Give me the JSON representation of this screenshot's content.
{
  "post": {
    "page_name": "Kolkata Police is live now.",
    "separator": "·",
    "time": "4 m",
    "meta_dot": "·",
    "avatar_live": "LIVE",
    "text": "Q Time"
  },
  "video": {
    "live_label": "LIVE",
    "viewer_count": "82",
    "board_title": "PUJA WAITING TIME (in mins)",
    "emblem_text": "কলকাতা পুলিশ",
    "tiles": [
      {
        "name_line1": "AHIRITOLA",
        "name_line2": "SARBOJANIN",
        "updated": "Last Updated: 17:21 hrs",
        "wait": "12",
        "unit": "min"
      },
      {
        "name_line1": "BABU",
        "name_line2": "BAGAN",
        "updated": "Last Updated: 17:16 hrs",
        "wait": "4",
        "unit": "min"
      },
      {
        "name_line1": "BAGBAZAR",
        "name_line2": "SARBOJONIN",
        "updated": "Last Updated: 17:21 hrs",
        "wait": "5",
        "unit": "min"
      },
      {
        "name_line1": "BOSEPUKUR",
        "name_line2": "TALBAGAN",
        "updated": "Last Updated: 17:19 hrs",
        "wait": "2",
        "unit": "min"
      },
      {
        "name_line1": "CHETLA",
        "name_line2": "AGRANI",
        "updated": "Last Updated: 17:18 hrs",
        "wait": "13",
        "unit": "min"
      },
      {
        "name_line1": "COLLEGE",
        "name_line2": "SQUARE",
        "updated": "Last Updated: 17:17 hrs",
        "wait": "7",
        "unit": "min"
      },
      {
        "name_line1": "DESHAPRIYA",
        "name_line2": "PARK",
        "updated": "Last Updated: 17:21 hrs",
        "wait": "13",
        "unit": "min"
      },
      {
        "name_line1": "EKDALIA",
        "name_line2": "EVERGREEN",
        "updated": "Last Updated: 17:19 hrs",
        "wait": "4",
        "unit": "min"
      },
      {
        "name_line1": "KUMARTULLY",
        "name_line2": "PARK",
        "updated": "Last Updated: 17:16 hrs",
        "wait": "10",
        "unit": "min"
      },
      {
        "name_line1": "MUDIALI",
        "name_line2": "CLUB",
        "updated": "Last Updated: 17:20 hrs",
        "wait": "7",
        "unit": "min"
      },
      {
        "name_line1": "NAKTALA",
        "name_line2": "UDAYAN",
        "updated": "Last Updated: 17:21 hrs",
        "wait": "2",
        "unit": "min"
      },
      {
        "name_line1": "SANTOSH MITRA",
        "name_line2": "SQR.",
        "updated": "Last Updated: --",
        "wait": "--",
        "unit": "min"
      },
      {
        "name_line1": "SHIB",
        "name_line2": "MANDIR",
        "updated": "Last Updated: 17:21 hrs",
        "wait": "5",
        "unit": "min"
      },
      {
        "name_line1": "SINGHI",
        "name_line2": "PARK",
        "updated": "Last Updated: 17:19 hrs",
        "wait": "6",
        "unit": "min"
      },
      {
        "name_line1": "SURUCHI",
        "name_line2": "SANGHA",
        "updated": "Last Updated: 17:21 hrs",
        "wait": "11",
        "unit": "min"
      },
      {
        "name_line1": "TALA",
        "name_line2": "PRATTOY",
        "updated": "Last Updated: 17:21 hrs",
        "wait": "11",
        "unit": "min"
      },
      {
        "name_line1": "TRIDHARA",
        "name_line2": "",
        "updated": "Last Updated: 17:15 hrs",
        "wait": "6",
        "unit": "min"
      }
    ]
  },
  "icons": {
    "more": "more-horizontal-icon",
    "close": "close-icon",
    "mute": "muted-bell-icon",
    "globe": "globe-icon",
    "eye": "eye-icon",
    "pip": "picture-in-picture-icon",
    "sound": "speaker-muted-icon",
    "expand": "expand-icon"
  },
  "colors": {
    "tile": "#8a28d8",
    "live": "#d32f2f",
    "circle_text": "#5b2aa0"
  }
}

• AIM OF THE TASK:
The answer should be a single number: the count of lines in the data that include the string "muted".

• FINAL RESULT:
2